┌─ PROVIDED DATA

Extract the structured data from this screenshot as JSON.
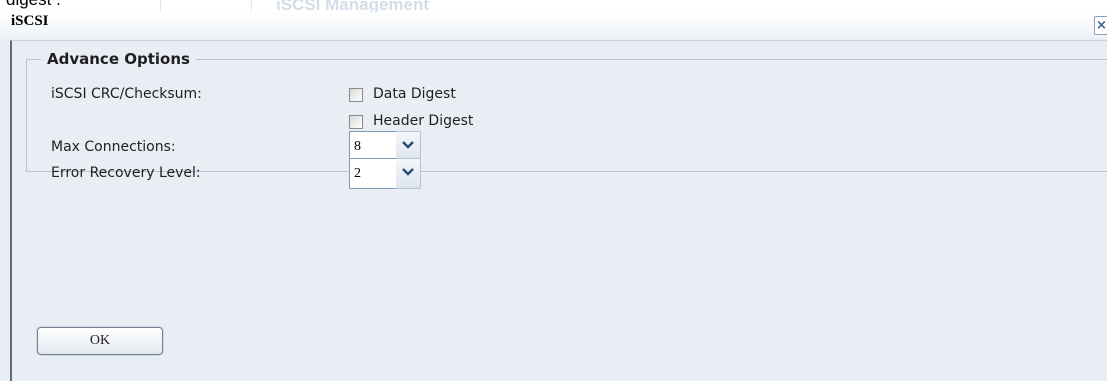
{
  "top_fragment": "digest .",
  "background_heading": "iSCSI Management",
  "window": {
    "title": "iSCSI",
    "close_label": "×"
  },
  "advance_options": {
    "legend": "Advance Options",
    "crc_label": "iSCSI CRC/Checksum:",
    "data_digest": {
      "label": "Data Digest",
      "checked": false
    },
    "header_digest": {
      "label": "Header Digest",
      "checked": false
    },
    "max_connections": {
      "label": "Max Connections:",
      "value": "8"
    },
    "error_recovery": {
      "label": "Error Recovery Level:",
      "value": "2"
    }
  },
  "ok_label": "OK"
}
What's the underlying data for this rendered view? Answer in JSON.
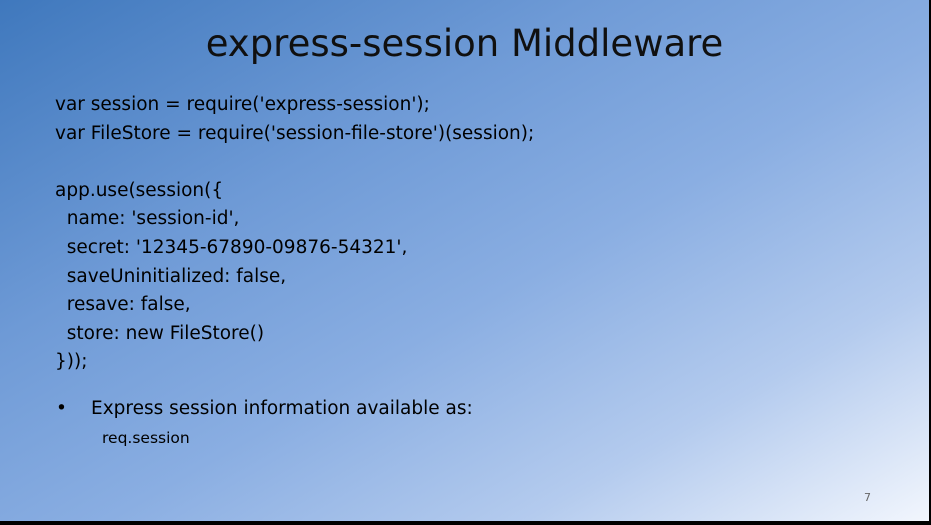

└─

PROBLEM: All records should be output exactly, with the pictures left out.

COMPLETE OUTPUT:
Extract the structured data from this screenshot as JSON.
{
  "top_fragment": "digest .",
  "background_heading": "iSCSI Management",
  "window": {
    "title": "iSCSI",
    "close_label": "×"
  },
  "advance_options": {
    "legend": "Advance Options",
    "crc_label": "iSCSI CRC/Checksum:",
    "data_digest": {
      "label": "Data Digest",
      "checked": false
    },
    "header_digest": {
      "label": "Header Digest",
      "checked": false
    },
    "max_connections": {
      "label": "Max Connections:",
      "value": "8"
    },
    "error_recovery": {
      "label": "Error Recovery Level:",
      "value": "2"
    }
  },
  "ok_label": "OK"
}
What's the underlying data for this rendered view? Answer in JSON.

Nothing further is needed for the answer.